> **Given data**:
● ● ● ●
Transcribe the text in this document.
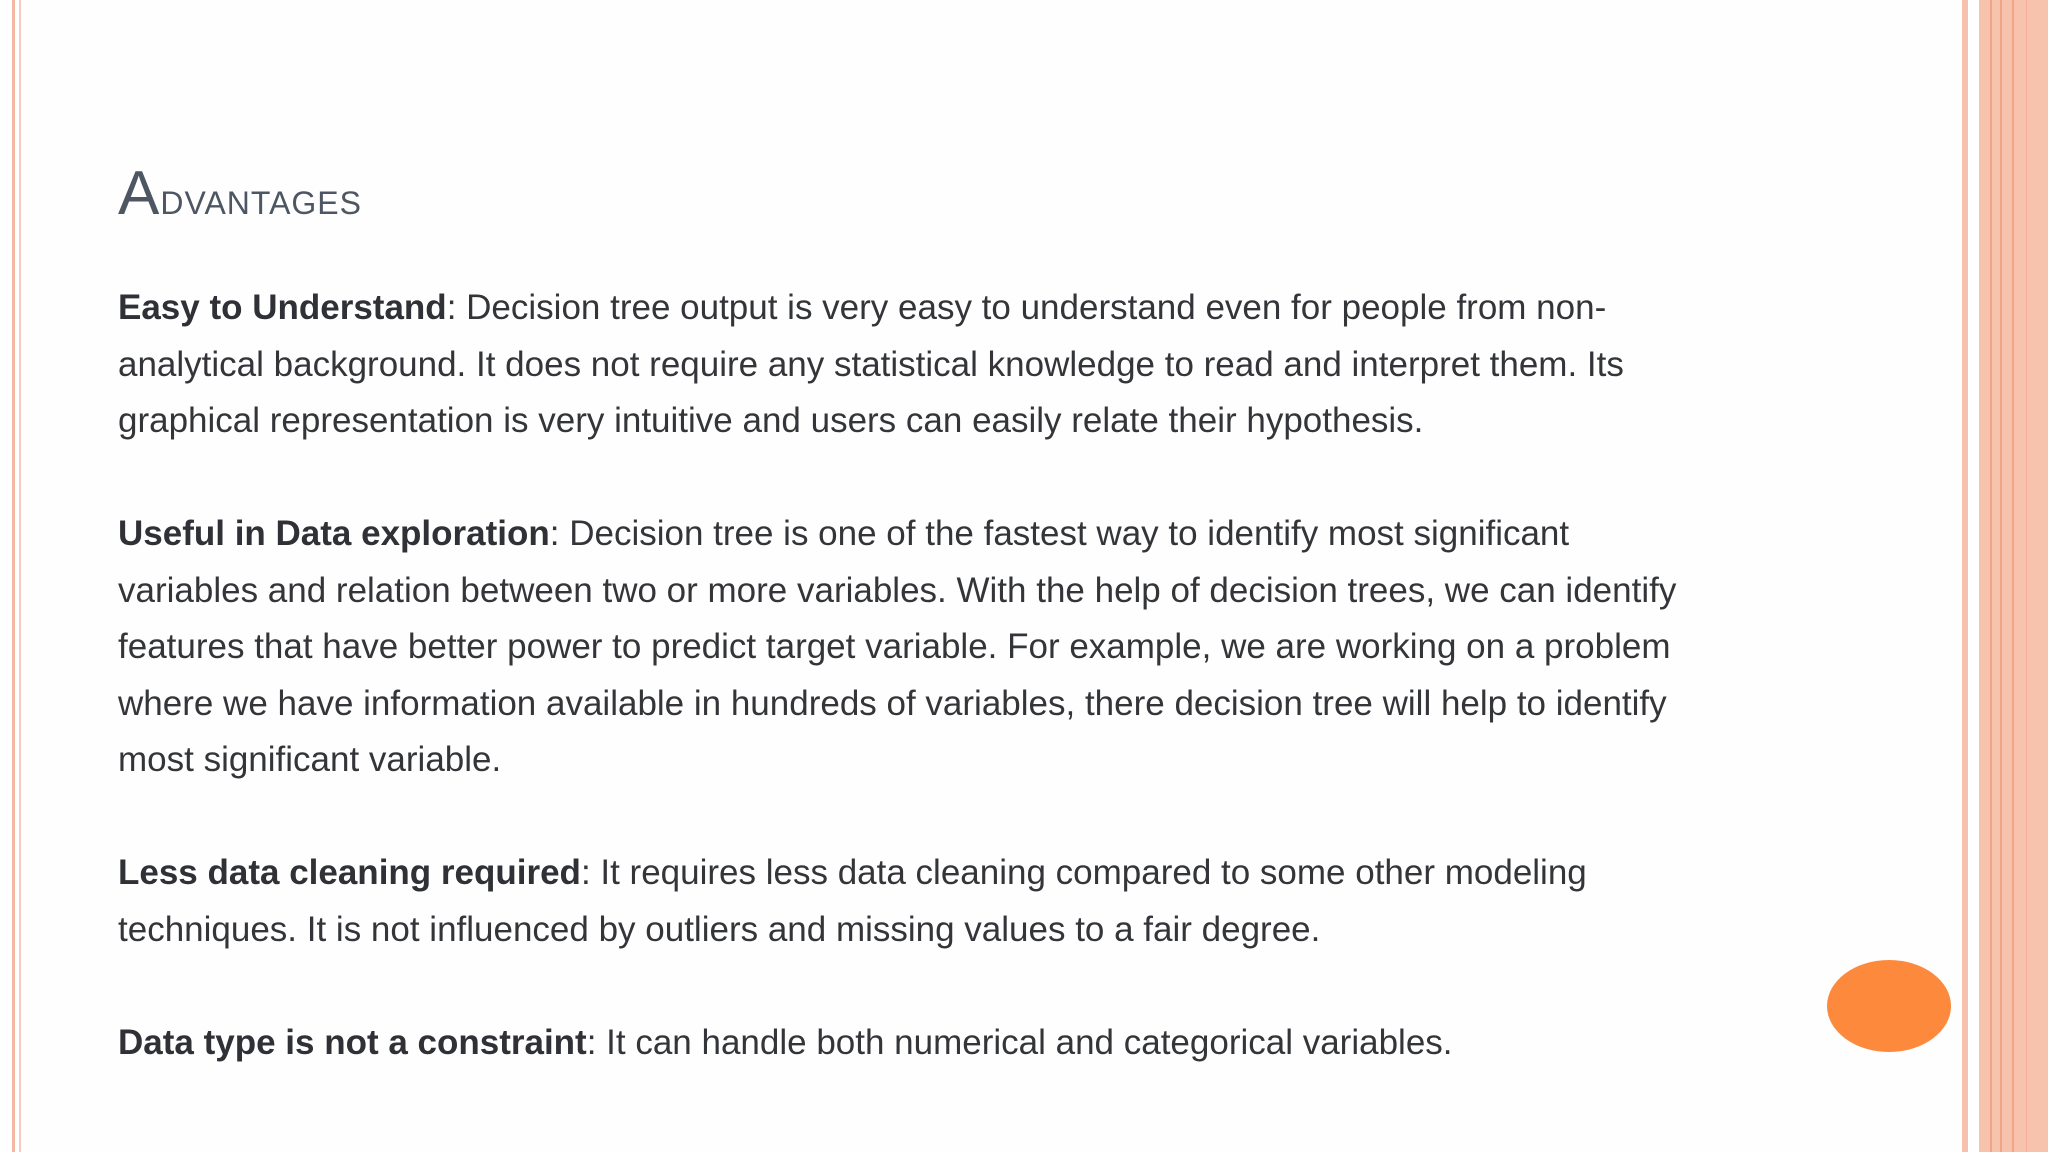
Advantages
Easy to Understand: Decision tree output is very easy to understand even for people from non-
analytical background. It does not require any statistical knowledge to read and interpret them. Its
graphical representation is very intuitive and users can easily relate their hypothesis.
Useful in Data exploration: Decision tree is one of the fastest way to identify most significant
variables and relation between two or more variables. With the help of decision trees, we can identify
features that have better power to predict target variable. For example, we are working on a problem
where we have information available in hundreds of variables, there decision tree will help to identify
most significant variable.
Less data cleaning required: It requires less data cleaning compared to some other modeling
techniques. It is not influenced by outliers and missing values to a fair degree.
Data type is not a constraint: It can handle both numerical and categorical variables.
● ● ● ●
> **Exercise requirements**: Copy all lines in the listing above where the string "identify" appears.

> **Written reply**:
Useful in Data exploration: Decision tree is one of the fastest way to identify most significant
variables and relation between two or more variables. With the help of decision trees, we can identify
where we have information available in hundreds of variables, there decision tree will help to identify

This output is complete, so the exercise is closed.